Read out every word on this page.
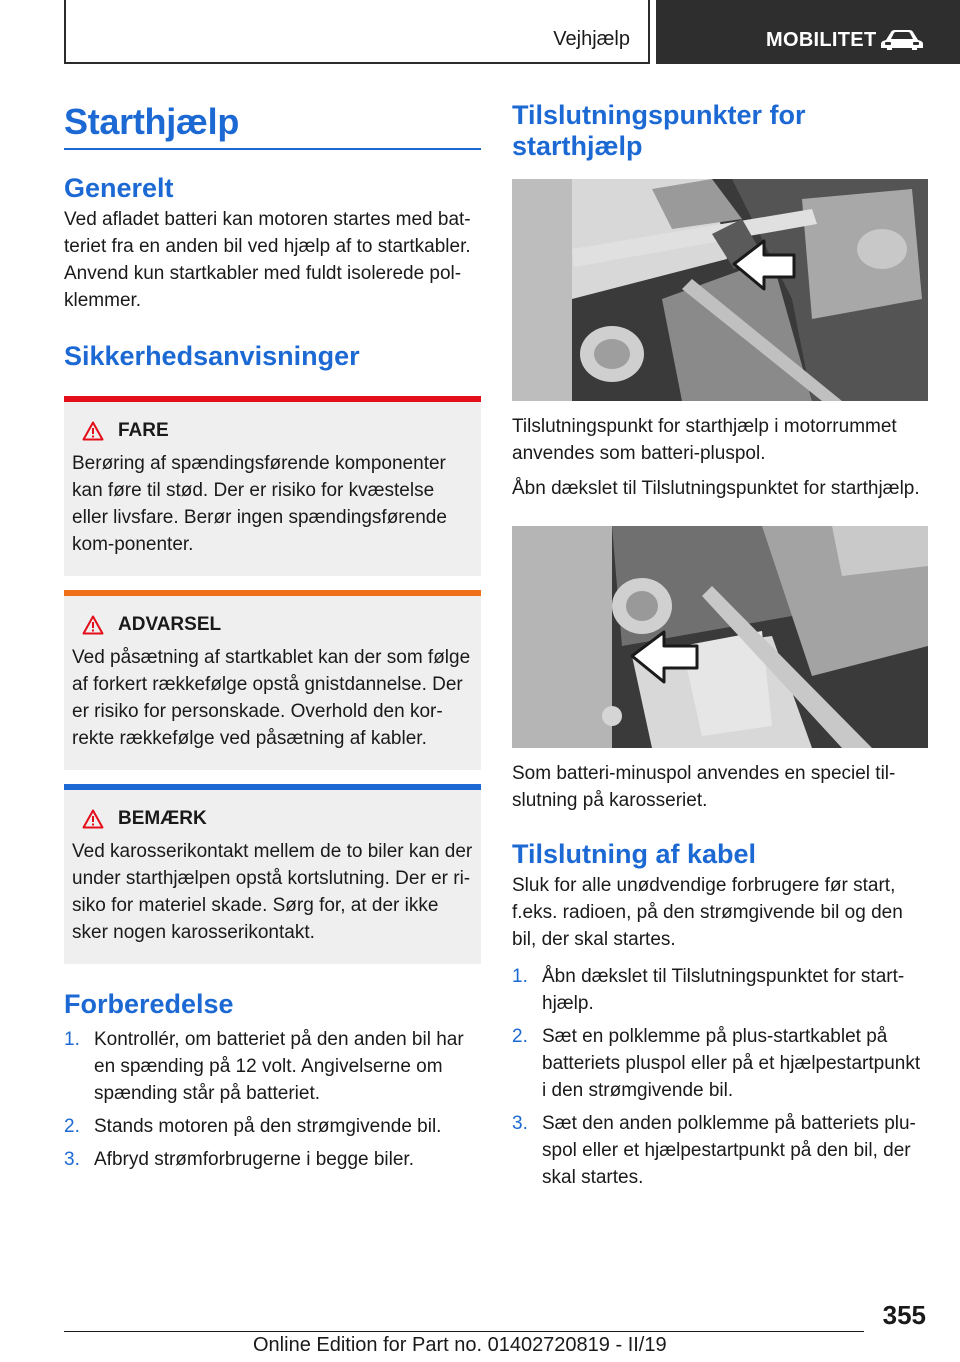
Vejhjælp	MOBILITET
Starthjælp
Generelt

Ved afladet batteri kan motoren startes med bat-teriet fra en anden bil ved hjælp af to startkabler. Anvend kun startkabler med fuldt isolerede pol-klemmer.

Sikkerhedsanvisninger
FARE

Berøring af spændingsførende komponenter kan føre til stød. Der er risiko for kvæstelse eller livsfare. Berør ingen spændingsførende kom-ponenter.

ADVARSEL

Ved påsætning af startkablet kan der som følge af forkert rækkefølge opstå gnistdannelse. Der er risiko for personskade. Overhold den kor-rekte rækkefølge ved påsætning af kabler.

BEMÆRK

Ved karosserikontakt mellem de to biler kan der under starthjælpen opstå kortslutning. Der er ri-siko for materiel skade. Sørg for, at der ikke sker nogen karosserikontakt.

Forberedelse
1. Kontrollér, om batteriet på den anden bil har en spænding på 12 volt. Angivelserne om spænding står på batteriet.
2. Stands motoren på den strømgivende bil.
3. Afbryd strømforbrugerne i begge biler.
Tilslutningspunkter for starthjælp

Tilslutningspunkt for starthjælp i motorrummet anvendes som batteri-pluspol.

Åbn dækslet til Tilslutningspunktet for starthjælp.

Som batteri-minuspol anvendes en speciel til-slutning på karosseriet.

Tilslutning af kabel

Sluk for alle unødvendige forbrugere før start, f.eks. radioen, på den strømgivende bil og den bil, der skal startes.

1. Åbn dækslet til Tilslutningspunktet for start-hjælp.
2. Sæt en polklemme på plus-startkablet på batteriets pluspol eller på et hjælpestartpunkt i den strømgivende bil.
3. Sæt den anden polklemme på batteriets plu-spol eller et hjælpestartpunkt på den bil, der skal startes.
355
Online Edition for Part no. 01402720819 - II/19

--

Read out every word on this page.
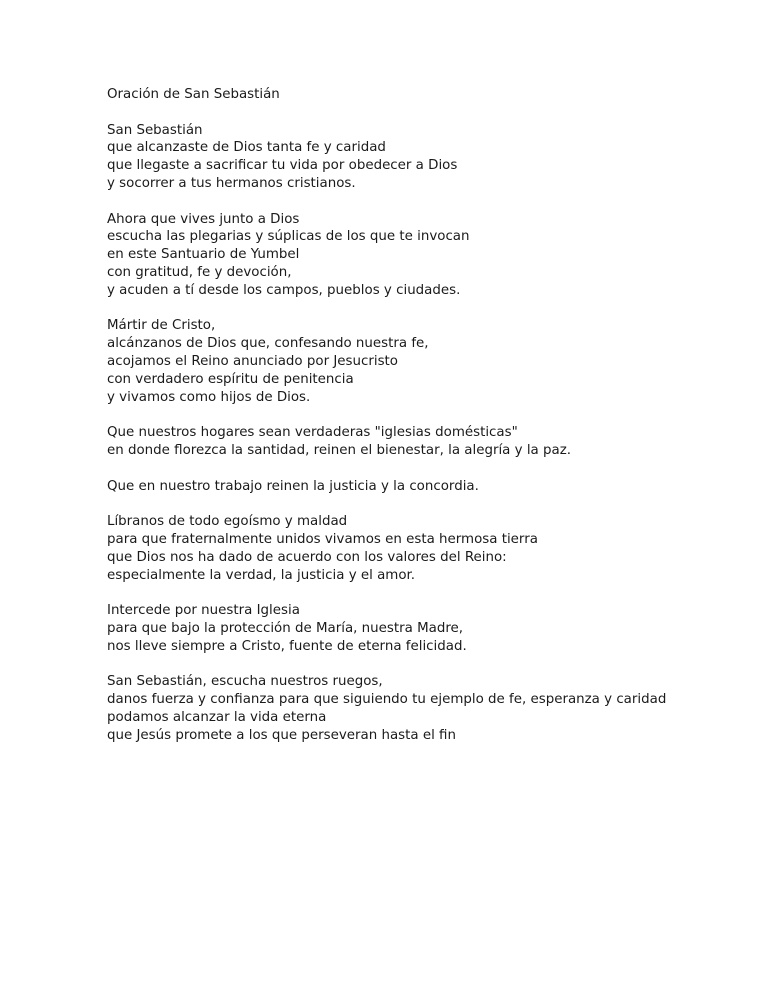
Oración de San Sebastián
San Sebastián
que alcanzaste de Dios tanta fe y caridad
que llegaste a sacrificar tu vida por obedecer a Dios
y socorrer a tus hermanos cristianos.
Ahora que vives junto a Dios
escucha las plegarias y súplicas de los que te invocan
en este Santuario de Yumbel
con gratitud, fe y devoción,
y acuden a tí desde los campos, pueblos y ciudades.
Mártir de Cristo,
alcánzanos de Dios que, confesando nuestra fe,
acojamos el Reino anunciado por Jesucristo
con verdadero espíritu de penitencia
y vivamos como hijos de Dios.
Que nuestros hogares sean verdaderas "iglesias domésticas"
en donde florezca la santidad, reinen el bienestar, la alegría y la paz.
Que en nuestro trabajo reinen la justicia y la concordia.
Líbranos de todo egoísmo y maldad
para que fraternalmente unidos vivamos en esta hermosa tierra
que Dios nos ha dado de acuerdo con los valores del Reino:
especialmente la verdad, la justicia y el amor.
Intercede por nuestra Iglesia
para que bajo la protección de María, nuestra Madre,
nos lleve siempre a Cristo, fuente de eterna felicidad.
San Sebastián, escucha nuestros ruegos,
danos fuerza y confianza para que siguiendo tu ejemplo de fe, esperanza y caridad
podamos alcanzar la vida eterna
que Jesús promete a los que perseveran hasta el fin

DIRECTIONS =>
Copy the lines from the entries above in which the word "vida" appears.

EXPECTED OUTPUT =>
que llegaste a sacrificar tu vida por obedecer a Dios
podamos alcanzar la vida eterna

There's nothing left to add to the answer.